### Required work
Pick out each line below containing "major".

### Raw records
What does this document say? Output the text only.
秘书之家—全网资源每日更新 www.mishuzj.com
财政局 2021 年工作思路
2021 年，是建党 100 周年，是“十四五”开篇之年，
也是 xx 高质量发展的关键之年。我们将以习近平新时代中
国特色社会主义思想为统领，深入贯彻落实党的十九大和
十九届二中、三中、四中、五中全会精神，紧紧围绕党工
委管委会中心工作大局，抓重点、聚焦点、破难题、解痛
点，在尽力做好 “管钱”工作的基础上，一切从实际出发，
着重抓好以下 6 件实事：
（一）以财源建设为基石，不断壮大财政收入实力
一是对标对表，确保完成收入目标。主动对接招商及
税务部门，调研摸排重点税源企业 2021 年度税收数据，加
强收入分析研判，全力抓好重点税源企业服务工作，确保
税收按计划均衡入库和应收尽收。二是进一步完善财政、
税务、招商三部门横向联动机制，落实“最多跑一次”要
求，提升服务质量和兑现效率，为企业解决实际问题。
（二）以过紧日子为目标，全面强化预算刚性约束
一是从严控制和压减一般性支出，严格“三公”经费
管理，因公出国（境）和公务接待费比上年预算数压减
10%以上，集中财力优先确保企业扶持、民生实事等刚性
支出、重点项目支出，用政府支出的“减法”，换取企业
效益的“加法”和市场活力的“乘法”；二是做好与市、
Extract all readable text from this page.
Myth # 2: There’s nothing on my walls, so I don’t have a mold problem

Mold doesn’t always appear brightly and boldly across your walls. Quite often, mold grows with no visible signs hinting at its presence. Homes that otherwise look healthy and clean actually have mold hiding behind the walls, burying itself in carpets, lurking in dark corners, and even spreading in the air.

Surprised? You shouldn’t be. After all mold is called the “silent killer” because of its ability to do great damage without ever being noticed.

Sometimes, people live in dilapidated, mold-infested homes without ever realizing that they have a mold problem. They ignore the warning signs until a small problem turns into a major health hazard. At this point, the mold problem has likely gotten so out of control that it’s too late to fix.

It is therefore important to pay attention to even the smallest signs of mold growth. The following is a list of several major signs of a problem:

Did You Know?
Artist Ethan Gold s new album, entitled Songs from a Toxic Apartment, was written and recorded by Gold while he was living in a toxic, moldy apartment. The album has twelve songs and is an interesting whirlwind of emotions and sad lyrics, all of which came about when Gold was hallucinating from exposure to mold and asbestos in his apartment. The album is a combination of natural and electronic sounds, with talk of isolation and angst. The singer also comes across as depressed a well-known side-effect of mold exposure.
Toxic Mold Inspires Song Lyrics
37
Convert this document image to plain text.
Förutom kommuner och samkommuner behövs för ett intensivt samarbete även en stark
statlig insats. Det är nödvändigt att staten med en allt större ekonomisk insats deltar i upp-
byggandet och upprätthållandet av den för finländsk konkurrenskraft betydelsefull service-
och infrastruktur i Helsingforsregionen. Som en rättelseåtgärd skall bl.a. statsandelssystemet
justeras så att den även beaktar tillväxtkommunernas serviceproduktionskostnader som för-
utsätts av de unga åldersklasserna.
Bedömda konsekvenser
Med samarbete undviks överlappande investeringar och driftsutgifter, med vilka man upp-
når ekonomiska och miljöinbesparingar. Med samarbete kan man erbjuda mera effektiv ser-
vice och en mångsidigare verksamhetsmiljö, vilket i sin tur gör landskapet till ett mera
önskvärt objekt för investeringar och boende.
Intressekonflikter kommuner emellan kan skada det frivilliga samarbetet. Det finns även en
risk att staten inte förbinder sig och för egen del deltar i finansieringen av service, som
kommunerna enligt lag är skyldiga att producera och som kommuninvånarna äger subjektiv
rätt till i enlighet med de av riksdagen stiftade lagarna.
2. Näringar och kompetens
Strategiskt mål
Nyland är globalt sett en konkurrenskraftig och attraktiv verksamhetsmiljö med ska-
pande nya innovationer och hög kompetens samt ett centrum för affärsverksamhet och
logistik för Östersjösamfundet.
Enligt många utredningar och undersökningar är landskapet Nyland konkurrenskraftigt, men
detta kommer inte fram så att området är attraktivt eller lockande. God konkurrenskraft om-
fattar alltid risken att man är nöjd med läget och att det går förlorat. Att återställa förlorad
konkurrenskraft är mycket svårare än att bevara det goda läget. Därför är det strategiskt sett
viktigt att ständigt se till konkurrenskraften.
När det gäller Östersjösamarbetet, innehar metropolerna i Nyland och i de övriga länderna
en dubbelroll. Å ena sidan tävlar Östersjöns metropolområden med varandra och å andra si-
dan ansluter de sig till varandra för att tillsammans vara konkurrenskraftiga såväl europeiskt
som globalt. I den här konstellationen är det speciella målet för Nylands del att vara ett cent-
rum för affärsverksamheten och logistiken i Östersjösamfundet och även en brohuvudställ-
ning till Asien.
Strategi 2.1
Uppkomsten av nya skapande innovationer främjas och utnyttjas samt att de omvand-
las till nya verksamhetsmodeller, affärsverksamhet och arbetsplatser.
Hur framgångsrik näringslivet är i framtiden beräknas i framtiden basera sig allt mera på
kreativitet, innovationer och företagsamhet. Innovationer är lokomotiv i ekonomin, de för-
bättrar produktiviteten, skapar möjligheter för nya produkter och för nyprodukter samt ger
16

### Full output
Sometimes, people live in dilapidated, mold-infested homes without ever realizing that they have a mold problem. They ignore the warning signs until a small problem turns into a major health hazard. At this point, the mold problem has likely gotten so out of control that it’s too late to fix.
It is therefore important to pay attention to even the smallest signs of mold growth. The following is a list of several major signs of a problem:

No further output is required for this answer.